Supplied entries
↓
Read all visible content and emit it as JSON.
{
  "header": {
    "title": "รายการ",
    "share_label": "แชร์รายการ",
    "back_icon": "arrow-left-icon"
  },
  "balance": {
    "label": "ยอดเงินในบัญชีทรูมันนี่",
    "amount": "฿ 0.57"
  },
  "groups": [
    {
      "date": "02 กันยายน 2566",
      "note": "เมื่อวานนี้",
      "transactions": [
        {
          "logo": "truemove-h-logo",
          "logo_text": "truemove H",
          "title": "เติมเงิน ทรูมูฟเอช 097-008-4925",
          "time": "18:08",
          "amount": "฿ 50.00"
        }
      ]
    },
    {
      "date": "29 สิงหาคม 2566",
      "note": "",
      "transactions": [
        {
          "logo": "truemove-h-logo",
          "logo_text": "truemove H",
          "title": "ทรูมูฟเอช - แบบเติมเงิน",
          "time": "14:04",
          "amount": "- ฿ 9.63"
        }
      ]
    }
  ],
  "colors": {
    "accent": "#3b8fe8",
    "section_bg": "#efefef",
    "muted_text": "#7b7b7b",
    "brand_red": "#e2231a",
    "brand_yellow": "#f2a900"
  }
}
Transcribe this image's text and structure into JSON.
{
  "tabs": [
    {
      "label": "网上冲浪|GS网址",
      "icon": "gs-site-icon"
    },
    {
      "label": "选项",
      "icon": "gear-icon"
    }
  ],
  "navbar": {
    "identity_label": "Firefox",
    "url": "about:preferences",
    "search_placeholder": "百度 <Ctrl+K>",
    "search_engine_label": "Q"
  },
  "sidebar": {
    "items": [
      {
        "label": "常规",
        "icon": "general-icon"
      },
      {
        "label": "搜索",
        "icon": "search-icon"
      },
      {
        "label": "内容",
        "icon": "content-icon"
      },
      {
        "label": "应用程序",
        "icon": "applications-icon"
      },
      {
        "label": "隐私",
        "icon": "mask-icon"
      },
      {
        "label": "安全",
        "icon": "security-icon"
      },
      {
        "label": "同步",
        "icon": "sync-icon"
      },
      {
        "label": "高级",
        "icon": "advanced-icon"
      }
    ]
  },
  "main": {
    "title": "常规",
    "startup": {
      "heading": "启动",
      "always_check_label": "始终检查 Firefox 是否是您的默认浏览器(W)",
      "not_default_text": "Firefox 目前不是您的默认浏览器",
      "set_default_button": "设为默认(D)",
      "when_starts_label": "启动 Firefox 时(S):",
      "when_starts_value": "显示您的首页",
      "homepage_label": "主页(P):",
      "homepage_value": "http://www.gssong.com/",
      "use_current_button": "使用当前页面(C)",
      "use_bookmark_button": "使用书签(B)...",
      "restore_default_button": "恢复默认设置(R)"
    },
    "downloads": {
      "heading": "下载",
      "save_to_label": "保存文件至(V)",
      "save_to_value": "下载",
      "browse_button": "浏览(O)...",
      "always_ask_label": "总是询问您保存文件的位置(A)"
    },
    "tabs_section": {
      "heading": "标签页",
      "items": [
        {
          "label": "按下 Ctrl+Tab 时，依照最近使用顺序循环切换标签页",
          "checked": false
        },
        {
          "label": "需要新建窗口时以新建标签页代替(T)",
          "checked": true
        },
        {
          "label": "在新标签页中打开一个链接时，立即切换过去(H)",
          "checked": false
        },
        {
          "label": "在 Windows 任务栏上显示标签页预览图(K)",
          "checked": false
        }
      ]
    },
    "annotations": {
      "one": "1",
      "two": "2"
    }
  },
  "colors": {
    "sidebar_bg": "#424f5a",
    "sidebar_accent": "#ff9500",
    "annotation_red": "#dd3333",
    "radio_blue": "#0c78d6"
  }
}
↑
What is expected
Quote the whole listing above, leaving nothing out.

Answer
Read all visible content and emit it as JSON.
{
  "header": {
    "title": "รายการ",
    "share_label": "แชร์รายการ",
    "back_icon": "arrow-left-icon"
  },
  "balance": {
    "label": "ยอดเงินในบัญชีทรูมันนี่",
    "amount": "฿ 0.57"
  },
  "groups": [
    {
      "date": "02 กันยายน 2566",
      "note": "เมื่อวานนี้",
      "transactions": [
        {
          "logo": "truemove-h-logo",
          "logo_text": "truemove H",
          "title": "เติมเงิน ทรูมูฟเอช 097-008-4925",
          "time": "18:08",
          "amount": "฿ 50.00"
        }
      ]
    },
    {
      "date": "29 สิงหาคม 2566",
      "note": "",
      "transactions": [
        {
          "logo": "truemove-h-logo",
          "logo_text": "truemove H",
          "title": "ทรูมูฟเอช - แบบเติมเงิน",
          "time": "14:04",
          "amount": "- ฿ 9.63"
        }
      ]
    }
  ],
  "colors": {
    "accent": "#3b8fe8",
    "section_bg": "#efefef",
    "muted_text": "#7b7b7b",
    "brand_red": "#e2231a",
    "brand_yellow": "#f2a900"
  }
}
Transcribe this image's text and structure into JSON.
{
  "tabs": [
    {
      "label": "网上冲浪|GS网址",
      "icon": "gs-site-icon"
    },
    {
      "label": "选项",
      "icon": "gear-icon"
    }
  ],
  "navbar": {
    "identity_label": "Firefox",
    "url": "about:preferences",
    "search_placeholder": "百度 <Ctrl+K>",
    "search_engine_label": "Q"
  },
  "sidebar": {
    "items": [
      {
        "label": "常规",
        "icon": "general-icon"
      },
      {
        "label": "搜索",
        "icon": "search-icon"
      },
      {
        "label": "内容",
        "icon": "content-icon"
      },
      {
        "label": "应用程序",
        "icon": "applications-icon"
      },
      {
        "label": "隐私",
        "icon": "mask-icon"
      },
      {
        "label": "安全",
        "icon": "security-icon"
      },
      {
        "label": "同步",
        "icon": "sync-icon"
      },
      {
        "label": "高级",
        "icon": "advanced-icon"
      }
    ]
  },
  "main": {
    "title": "常规",
    "startup": {
      "heading": "启动",
      "always_check_label": "始终检查 Firefox 是否是您的默认浏览器(W)",
      "not_default_text": "Firefox 目前不是您的默认浏览器",
      "set_default_button": "设为默认(D)",
      "when_starts_label": "启动 Firefox 时(S):",
      "when_starts_value": "显示您的首页",
      "homepage_label": "主页(P):",
      "homepage_value": "http://www.gssong.com/",
      "use_current_button": "使用当前页面(C)",
      "use_bookmark_button": "使用书签(B)...",
      "restore_default_button": "恢复默认设置(R)"
    },
    "downloads": {
      "heading": "下载",
      "save_to_label": "保存文件至(V)",
      "save_to_value": "下载",
      "browse_button": "浏览(O)...",
      "always_ask_label": "总是询问您保存文件的位置(A)"
    },
    "tabs_section": {
      "heading": "标签页",
      "items": [
        {
          "label": "按下 Ctrl+Tab 时，依照最近使用顺序循环切换标签页",
          "checked": false
        },
        {
          "label": "需要新建窗口时以新建标签页代替(T)",
          "checked": true
        },
        {
          "label": "在新标签页中打开一个链接时，立即切换过去(H)",
          "checked": false
        },
        {
          "label": "在 Windows 任务栏上显示标签页预览图(K)",
          "checked": false
        }
      ]
    },
    "annotations": {
      "one": "1",
      "two": "2"
    }
  },
  "colors": {
    "sidebar_bg": "#424f5a",
    "sidebar_accent": "#ff9500",
    "annotation_red": "#dd3333",
    "radio_blue": "#0c78d6"
  }
}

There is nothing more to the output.